::: Data supplied :::
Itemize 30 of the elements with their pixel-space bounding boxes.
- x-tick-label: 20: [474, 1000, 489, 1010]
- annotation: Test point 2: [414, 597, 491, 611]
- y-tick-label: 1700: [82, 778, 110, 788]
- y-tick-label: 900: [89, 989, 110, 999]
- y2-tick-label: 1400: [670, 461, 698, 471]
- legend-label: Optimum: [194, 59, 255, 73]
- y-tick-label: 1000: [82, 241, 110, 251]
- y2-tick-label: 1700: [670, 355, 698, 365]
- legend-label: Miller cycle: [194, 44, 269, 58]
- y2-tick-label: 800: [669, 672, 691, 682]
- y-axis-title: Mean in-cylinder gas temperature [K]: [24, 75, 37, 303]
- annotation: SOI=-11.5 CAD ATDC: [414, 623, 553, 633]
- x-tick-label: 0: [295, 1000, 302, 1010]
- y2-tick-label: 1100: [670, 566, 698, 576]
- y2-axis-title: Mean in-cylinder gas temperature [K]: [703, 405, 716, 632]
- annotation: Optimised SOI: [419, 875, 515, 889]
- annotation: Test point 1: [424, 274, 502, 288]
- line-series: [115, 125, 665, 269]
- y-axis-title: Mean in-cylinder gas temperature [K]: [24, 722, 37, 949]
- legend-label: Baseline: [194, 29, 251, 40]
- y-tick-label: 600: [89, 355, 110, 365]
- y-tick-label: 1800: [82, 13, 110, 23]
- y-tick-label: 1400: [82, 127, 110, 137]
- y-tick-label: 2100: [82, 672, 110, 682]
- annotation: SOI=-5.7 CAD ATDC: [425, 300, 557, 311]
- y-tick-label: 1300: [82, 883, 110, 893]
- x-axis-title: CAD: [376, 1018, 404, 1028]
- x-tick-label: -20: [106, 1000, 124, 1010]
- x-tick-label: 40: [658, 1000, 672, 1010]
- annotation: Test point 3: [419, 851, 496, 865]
:::
# [Problem to work on]
Rename "Test point" to "Operating point" everywhere it appears in the rows above and reproduce them with every other character unchanged.

# [Response below]
Itemize 30 of the elements with their pixel-space bounding boxes.
- x-tick-label: 20: [474, 1000, 489, 1010]
- annotation: Operating point 2: [414, 597, 491, 611]
- y-tick-label: 1700: [82, 778, 110, 788]
- y-tick-label: 900: [89, 989, 110, 999]
- y2-tick-label: 1400: [670, 461, 698, 471]
- legend-label: Optimum: [194, 59, 255, 73]
- y-tick-label: 1000: [82, 241, 110, 251]
- y2-tick-label: 1700: [670, 355, 698, 365]
- legend-label: Miller cycle: [194, 44, 269, 58]
- y2-tick-label: 800: [669, 672, 691, 682]
- y-axis-title: Mean in-cylinder gas temperature [K]: [24, 75, 37, 303]
- annotation: SOI=-11.5 CAD ATDC: [414, 623, 553, 633]
- x-tick-label: 0: [295, 1000, 302, 1010]
- y2-tick-label: 1100: [670, 566, 698, 576]
- y2-axis-title: Mean in-cylinder gas temperature [K]: [703, 405, 716, 632]
- annotation: Optimised SOI: [419, 875, 515, 889]
- annotation: Operating point 1: [424, 274, 502, 288]
- line-series: [115, 125, 665, 269]
- y-axis-title: Mean in-cylinder gas temperature [K]: [24, 722, 37, 949]
- legend-label: Baseline: [194, 29, 251, 40]
- y-tick-label: 600: [89, 355, 110, 365]
- y-tick-label: 1800: [82, 13, 110, 23]
- y-tick-label: 1400: [82, 127, 110, 137]
- y-tick-label: 2100: [82, 672, 110, 682]
- annotation: SOI=-5.7 CAD ATDC: [425, 300, 557, 311]
- y-tick-label: 1300: [82, 883, 110, 893]
- x-axis-title: CAD: [376, 1018, 404, 1028]
- x-tick-label: -20: [106, 1000, 124, 1010]
- x-tick-label: 40: [658, 1000, 672, 1010]
- annotation: Operating point 3: [419, 851, 496, 865]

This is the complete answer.